TASK
Each line that follows is to be retyped exactly.

STORED RECORDS
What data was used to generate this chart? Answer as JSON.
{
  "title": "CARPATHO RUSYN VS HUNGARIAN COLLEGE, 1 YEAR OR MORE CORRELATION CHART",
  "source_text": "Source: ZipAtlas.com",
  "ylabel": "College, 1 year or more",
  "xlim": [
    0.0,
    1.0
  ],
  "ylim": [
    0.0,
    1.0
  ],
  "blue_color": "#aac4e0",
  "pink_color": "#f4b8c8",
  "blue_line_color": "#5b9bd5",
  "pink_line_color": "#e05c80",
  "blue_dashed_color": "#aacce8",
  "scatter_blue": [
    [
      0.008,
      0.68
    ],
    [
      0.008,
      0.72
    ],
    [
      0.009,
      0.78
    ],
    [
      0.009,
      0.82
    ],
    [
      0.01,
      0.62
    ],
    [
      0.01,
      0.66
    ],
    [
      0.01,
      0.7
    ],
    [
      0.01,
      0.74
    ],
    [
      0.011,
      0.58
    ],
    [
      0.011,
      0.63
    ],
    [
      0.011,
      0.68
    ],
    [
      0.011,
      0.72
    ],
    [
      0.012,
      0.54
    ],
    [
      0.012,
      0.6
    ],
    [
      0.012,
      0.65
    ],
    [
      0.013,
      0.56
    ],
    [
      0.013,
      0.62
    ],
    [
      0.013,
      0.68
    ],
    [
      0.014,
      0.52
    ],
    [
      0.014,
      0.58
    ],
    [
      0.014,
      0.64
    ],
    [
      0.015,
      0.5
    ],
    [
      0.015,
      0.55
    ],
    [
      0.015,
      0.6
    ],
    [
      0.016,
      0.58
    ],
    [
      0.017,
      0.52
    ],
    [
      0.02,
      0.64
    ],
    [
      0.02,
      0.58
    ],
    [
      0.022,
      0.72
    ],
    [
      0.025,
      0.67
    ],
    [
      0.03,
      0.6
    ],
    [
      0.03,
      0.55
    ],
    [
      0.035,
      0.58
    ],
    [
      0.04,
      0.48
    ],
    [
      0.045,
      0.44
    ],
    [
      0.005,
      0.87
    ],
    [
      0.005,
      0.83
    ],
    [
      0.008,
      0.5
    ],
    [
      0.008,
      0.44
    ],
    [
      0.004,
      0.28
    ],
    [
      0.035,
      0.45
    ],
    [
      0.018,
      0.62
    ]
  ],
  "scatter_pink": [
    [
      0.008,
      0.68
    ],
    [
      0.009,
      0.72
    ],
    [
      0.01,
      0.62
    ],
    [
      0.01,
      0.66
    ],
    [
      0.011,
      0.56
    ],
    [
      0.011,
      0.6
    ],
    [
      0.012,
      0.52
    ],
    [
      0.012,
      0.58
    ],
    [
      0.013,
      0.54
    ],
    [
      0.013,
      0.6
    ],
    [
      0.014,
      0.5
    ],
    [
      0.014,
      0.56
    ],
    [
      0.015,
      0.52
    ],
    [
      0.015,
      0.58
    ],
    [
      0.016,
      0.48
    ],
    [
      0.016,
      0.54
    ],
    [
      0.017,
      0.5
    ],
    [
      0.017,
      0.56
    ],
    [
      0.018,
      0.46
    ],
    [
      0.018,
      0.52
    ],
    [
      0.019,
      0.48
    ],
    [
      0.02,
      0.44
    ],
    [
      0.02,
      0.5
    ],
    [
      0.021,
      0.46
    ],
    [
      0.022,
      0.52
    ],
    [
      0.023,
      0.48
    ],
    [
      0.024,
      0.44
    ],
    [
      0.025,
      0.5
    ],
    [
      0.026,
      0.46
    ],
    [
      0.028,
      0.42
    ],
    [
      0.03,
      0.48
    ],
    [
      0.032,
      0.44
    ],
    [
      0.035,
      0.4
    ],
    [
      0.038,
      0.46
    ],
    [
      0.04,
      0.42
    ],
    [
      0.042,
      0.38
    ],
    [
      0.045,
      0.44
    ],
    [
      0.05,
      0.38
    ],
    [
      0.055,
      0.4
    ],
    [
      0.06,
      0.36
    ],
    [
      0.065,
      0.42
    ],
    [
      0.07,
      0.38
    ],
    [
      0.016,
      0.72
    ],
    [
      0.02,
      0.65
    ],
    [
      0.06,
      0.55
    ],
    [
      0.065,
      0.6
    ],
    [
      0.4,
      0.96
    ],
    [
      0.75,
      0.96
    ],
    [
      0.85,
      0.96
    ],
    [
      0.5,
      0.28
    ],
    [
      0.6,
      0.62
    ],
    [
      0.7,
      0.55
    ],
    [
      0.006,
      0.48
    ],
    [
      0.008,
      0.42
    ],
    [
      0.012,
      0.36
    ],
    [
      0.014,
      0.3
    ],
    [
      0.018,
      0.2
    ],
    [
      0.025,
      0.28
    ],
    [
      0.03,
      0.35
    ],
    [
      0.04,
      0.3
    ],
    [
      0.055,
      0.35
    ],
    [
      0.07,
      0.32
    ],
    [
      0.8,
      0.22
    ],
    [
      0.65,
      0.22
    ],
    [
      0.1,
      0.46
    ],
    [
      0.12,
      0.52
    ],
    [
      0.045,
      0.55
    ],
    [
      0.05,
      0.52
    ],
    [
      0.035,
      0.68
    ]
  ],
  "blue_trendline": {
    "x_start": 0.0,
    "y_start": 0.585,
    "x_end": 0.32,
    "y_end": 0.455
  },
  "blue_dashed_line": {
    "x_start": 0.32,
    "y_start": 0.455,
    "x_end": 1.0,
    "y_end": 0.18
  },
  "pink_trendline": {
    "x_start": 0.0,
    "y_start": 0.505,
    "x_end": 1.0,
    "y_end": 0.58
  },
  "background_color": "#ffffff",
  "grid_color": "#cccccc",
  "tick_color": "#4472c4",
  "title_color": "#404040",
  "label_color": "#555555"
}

THE REPLY
What data was used to generate this chart? Answer as JSON.
{
  "title": "CARPATHO RUSYN VS HUNGARIAN COLLEGE, 1 YEAR OR MORE CORRELATION CHART",
  "source_text": "Source: ZipAtlas.com",
  "ylabel": "College, 1 year or more",
  "xlim": [
    0.0,
    1.0
  ],
  "ylim": [
    0.0,
    1.0
  ],
  "blue_color": "#aac4e0",
  "pink_color": "#f4b8c8",
  "blue_line_color": "#5b9bd5",
  "pink_line_color": "#e05c80",
  "blue_dashed_color": "#aacce8",
  "scatter_blue": [
    [
      0.008,
      0.68
    ],
    [
      0.008,
      0.72
    ],
    [
      0.009,
      0.78
    ],
    [
      0.009,
      0.82
    ],
    [
      0.01,
      0.62
    ],
    [
      0.01,
      0.66
    ],
    [
      0.01,
      0.7
    ],
    [
      0.01,
      0.74
    ],
    [
      0.011,
      0.58
    ],
    [
      0.011,
      0.63
    ],
    [
      0.011,
      0.68
    ],
    [
      0.011,
      0.72
    ],
    [
      0.012,
      0.54
    ],
    [
      0.012,
      0.6
    ],
    [
      0.012,
      0.65
    ],
    [
      0.013,
      0.56
    ],
    [
      0.013,
      0.62
    ],
    [
      0.013,
      0.68
    ],
    [
      0.014,
      0.52
    ],
    [
      0.014,
      0.58
    ],
    [
      0.014,
      0.64
    ],
    [
      0.015,
      0.5
    ],
    [
      0.015,
      0.55
    ],
    [
      0.015,
      0.6
    ],
    [
      0.016,
      0.58
    ],
    [
      0.017,
      0.52
    ],
    [
      0.02,
      0.64
    ],
    [
      0.02,
      0.58
    ],
    [
      0.022,
      0.72
    ],
    [
      0.025,
      0.67
    ],
    [
      0.03,
      0.6
    ],
    [
      0.03,
      0.55
    ],
    [
      0.035,
      0.58
    ],
    [
      0.04,
      0.48
    ],
    [
      0.045,
      0.44
    ],
    [
      0.005,
      0.87
    ],
    [
      0.005,
      0.83
    ],
    [
      0.008,
      0.5
    ],
    [
      0.008,
      0.44
    ],
    [
      0.004,
      0.28
    ],
    [
      0.035,
      0.45
    ],
    [
      0.018,
      0.62
    ]
  ],
  "scatter_pink": [
    [
      0.008,
      0.68
    ],
    [
      0.009,
      0.72
    ],
    [
      0.01,
      0.62
    ],
    [
      0.01,
      0.66
    ],
    [
      0.011,
      0.56
    ],
    [
      0.011,
      0.6
    ],
    [
      0.012,
      0.52
    ],
    [
      0.012,
      0.58
    ],
    [
      0.013,
      0.54
    ],
    [
      0.013,
      0.6
    ],
    [
      0.014,
      0.5
    ],
    [
      0.014,
      0.56
    ],
    [
      0.015,
      0.52
    ],
    [
      0.015,
      0.58
    ],
    [
      0.016,
      0.48
    ],
    [
      0.016,
      0.54
    ],
    [
      0.017,
      0.5
    ],
    [
      0.017,
      0.56
    ],
    [
      0.018,
      0.46
    ],
    [
      0.018,
      0.52
    ],
    [
      0.019,
      0.48
    ],
    [
      0.02,
      0.44
    ],
    [
      0.02,
      0.5
    ],
    [
      0.021,
      0.46
    ],
    [
      0.022,
      0.52
    ],
    [
      0.023,
      0.48
    ],
    [
      0.024,
      0.44
    ],
    [
      0.025,
      0.5
    ],
    [
      0.026,
      0.46
    ],
    [
      0.028,
      0.42
    ],
    [
      0.03,
      0.48
    ],
    [
      0.032,
      0.44
    ],
    [
      0.035,
      0.4
    ],
    [
      0.038,
      0.46
    ],
    [
      0.04,
      0.42
    ],
    [
      0.042,
      0.38
    ],
    [
      0.045,
      0.44
    ],
    [
      0.05,
      0.38
    ],
    [
      0.055,
      0.4
    ],
    [
      0.06,
      0.36
    ],
    [
      0.065,
      0.42
    ],
    [
      0.07,
      0.38
    ],
    [
      0.016,
      0.72
    ],
    [
      0.02,
      0.65
    ],
    [
      0.06,
      0.55
    ],
    [
      0.065,
      0.6
    ],
    [
      0.4,
      0.96
    ],
    [
      0.75,
      0.96
    ],
    [
      0.85,
      0.96
    ],
    [
      0.5,
      0.28
    ],
    [
      0.6,
      0.62
    ],
    [
      0.7,
      0.55
    ],
    [
      0.006,
      0.48
    ],
    [
      0.008,
      0.42
    ],
    [
      0.012,
      0.36
    ],
    [
      0.014,
      0.3
    ],
    [
      0.018,
      0.2
    ],
    [
      0.025,
      0.28
    ],
    [
      0.03,
      0.35
    ],
    [
      0.04,
      0.3
    ],
    [
      0.055,
      0.35
    ],
    [
      0.07,
      0.32
    ],
    [
      0.8,
      0.22
    ],
    [
      0.65,
      0.22
    ],
    [
      0.1,
      0.46
    ],
    [
      0.12,
      0.52
    ],
    [
      0.045,
      0.55
    ],
    [
      0.05,
      0.52
    ],
    [
      0.035,
      0.68
    ]
  ],
  "blue_trendline": {
    "x_start": 0.0,
    "y_start": 0.585,
    "x_end": 0.32,
    "y_end": 0.455
  },
  "blue_dashed_line": {
    "x_start": 0.32,
    "y_start": 0.455,
    "x_end": 1.0,
    "y_end": 0.18
  },
  "pink_trendline": {
    "x_start": 0.0,
    "y_start": 0.505,
    "x_end": 1.0,
    "y_end": 0.58
  },
  "background_color": "#ffffff",
  "grid_color": "#cccccc",
  "tick_color": "#4472c4",
  "title_color": "#404040",
  "label_color": "#555555"
}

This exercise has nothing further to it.